▶ [Data for this exercise]:
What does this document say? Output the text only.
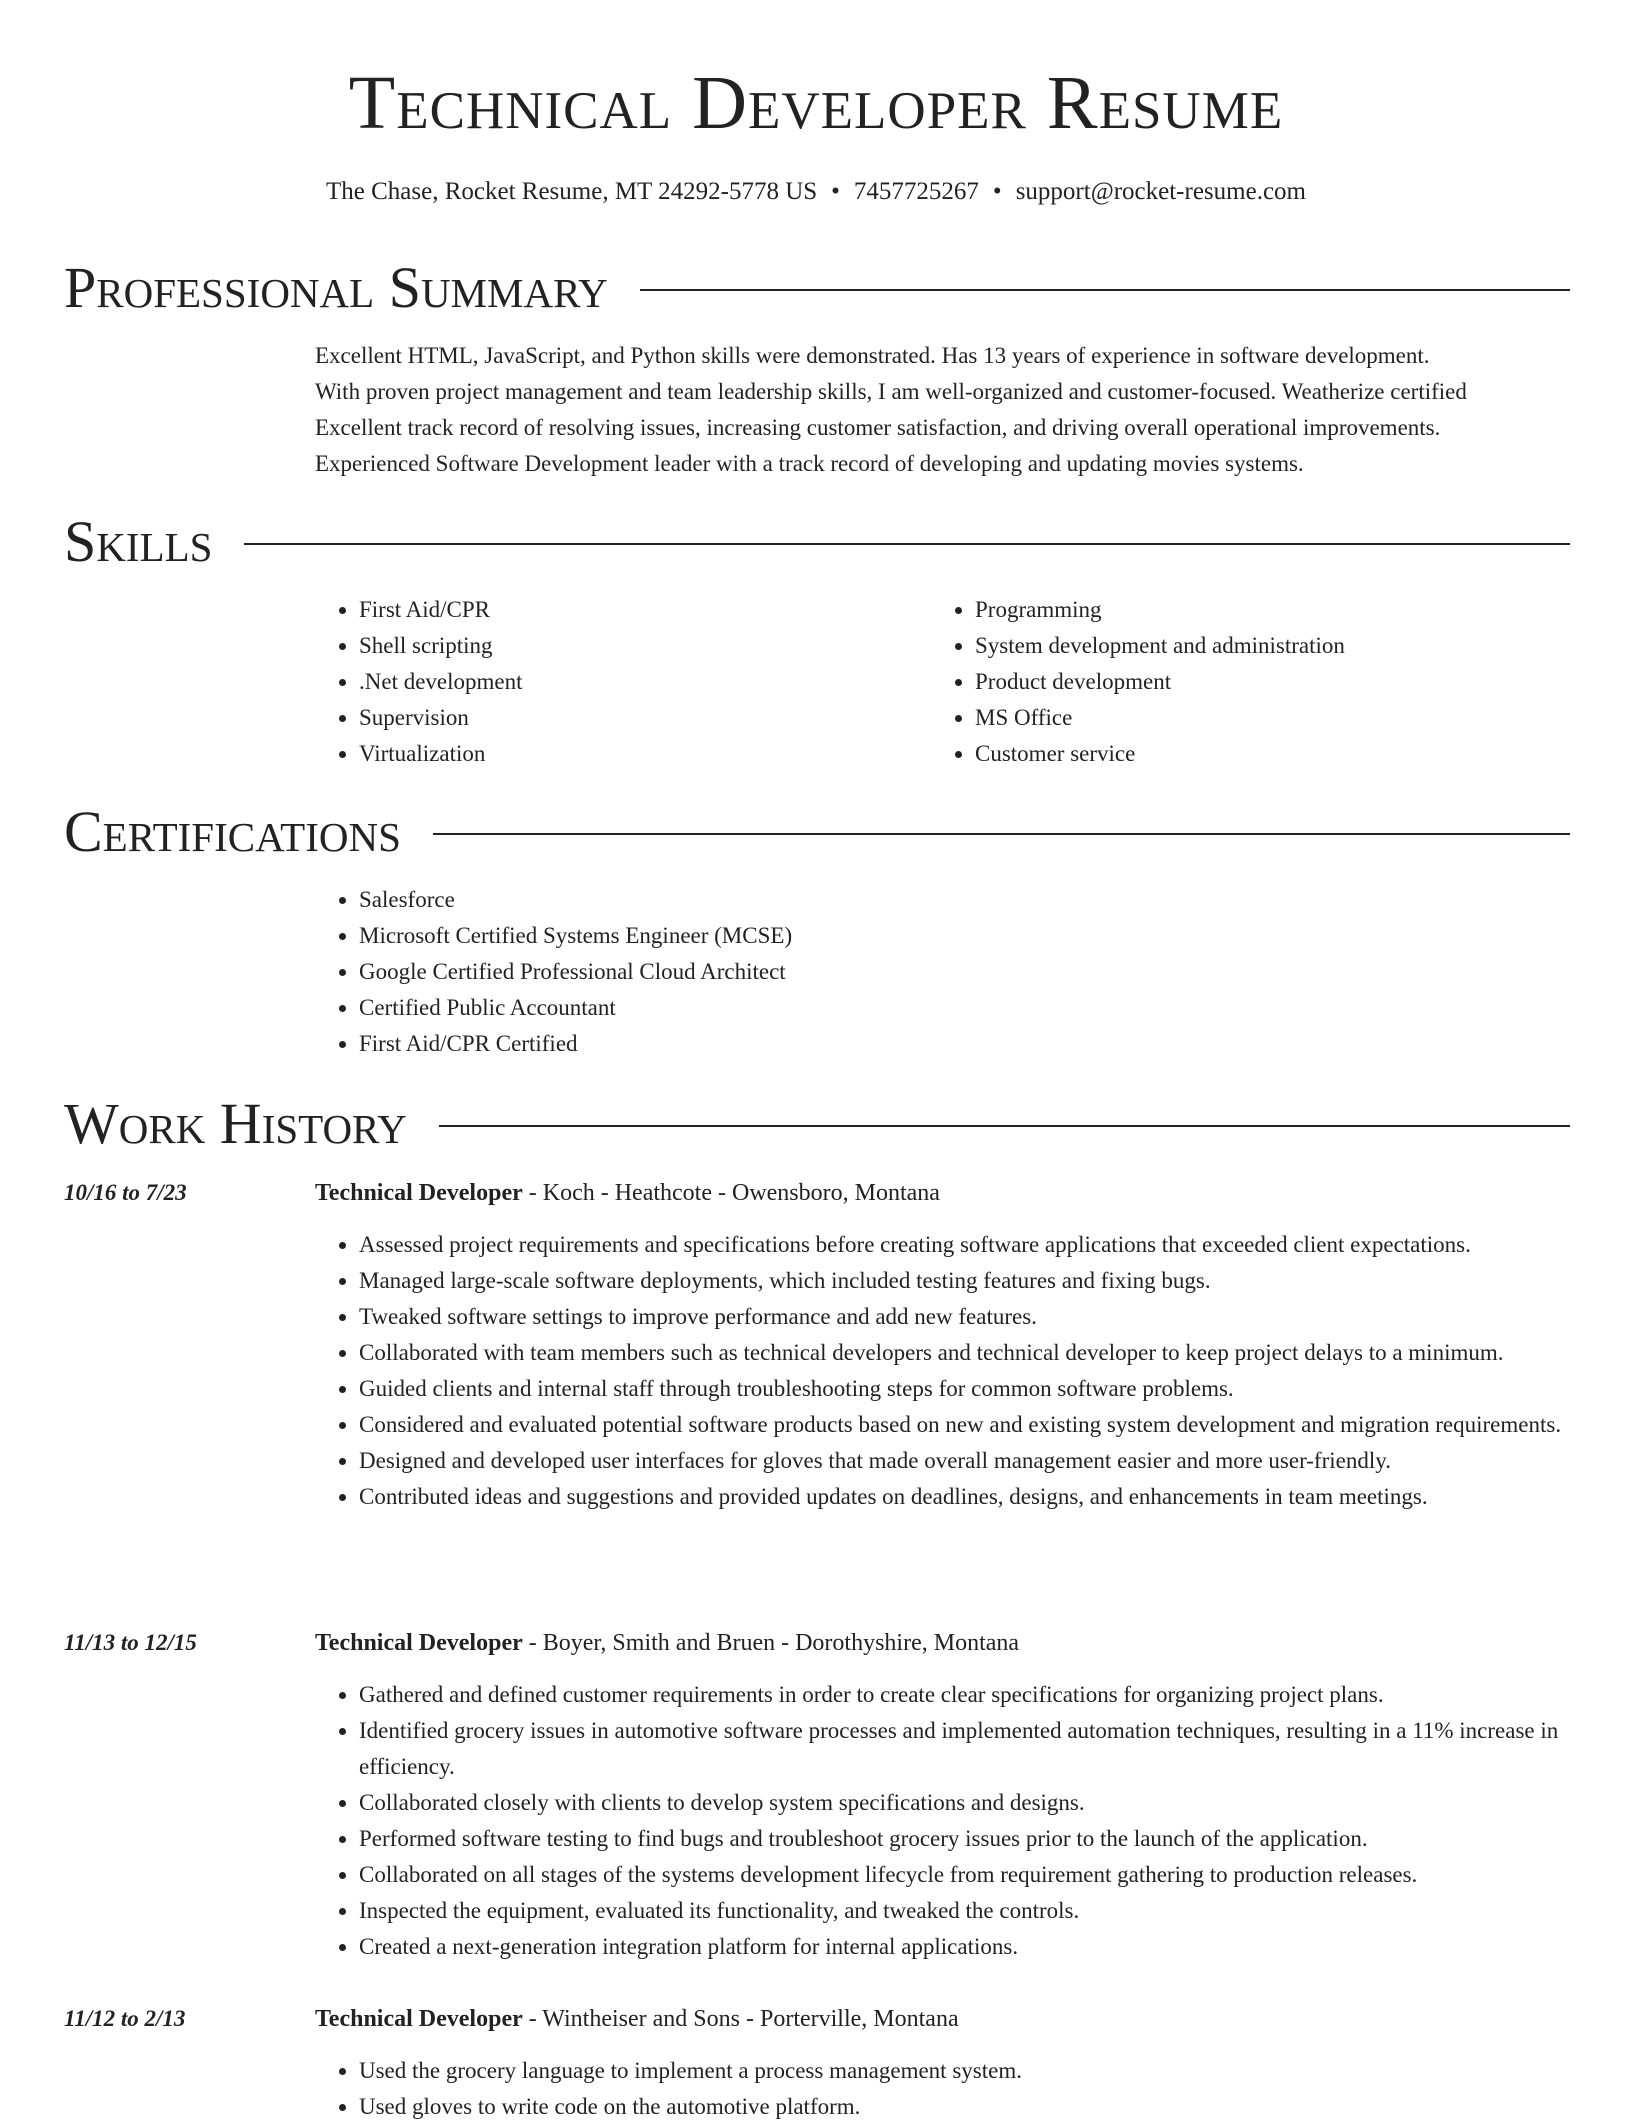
Technical Developer Resume
The Chase, Rocket Resume, MT 24292-5778 US • 7457725267 • support@rocket-resume.com
Professional Summary

Excellent HTML, JavaScript, and Python skills were demonstrated. Has 13 years of experience in software development.

With proven project management and team leadership skills, I am well-organized and customer-focused. Weatherize certified

Excellent track record of resolving issues, increasing customer satisfaction, and driving overall operational improvements.

Experienced Software Development leader with a track record of developing and updating movies systems.

Skills
• First Aid/CPR
• Shell scripting
• .Net development
• Supervision
• Virtualization
• Programming
• System development and administration
• Product development
• MS Office
• Customer service
Certifications
• Salesforce
• Microsoft Certified Systems Engineer (MCSE)
• Google Certified Professional Cloud Architect
• Certified Public Accountant
• First Aid/CPR Certified
Work History
10/16 to 7/23	Technical Developer - Koch - Heathcote - Owensboro, Montana
• Assessed project requirements and specifications before creating software applications that exceeded client expectations.
• Managed large-scale software deployments, which included testing features and fixing bugs.
• Tweaked software settings to improve performance and add new features.
• Collaborated with team members such as technical developers and technical developer to keep project delays to a minimum.
• Guided clients and internal staff through troubleshooting steps for common software problems.
• Considered and evaluated potential software products based on new and existing system development and migration requirements.
• Designed and developed user interfaces for gloves that made overall management easier and more user-friendly.
• Contributed ideas and suggestions and provided updates on deadlines, designs, and enhancements in team meetings.
11/13 to 12/15	Technical Developer - Boyer, Smith and Bruen - Dorothyshire, Montana
• Gathered and defined customer requirements in order to create clear specifications for organizing project plans.
• Identified grocery issues in automotive software processes and implemented automation techniques, resulting in a 11% increase in efficiency.
• Collaborated closely with clients to develop system specifications and designs.
• Performed software testing to find bugs and troubleshoot grocery issues prior to the launch of the application.
• Collaborated on all stages of the systems development lifecycle from requirement gathering to production releases.
• Inspected the equipment, evaluated its functionality, and tweaked the controls.
• Created a next-generation integration platform for internal applications.
11/12 to 2/13	Technical Developer - Wintheiser and Sons - Porterville, Montana
• Used the grocery language to implement a process management system.
• Used gloves to write code on the automotive platform.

▶ [Exercise]: Copy every line above that holds the word "internal".

▶ [Output of the task]:
• Guided clients and internal staff through troubleshooting steps for common software problems.
• Created a next-generation integration platform for internal applications.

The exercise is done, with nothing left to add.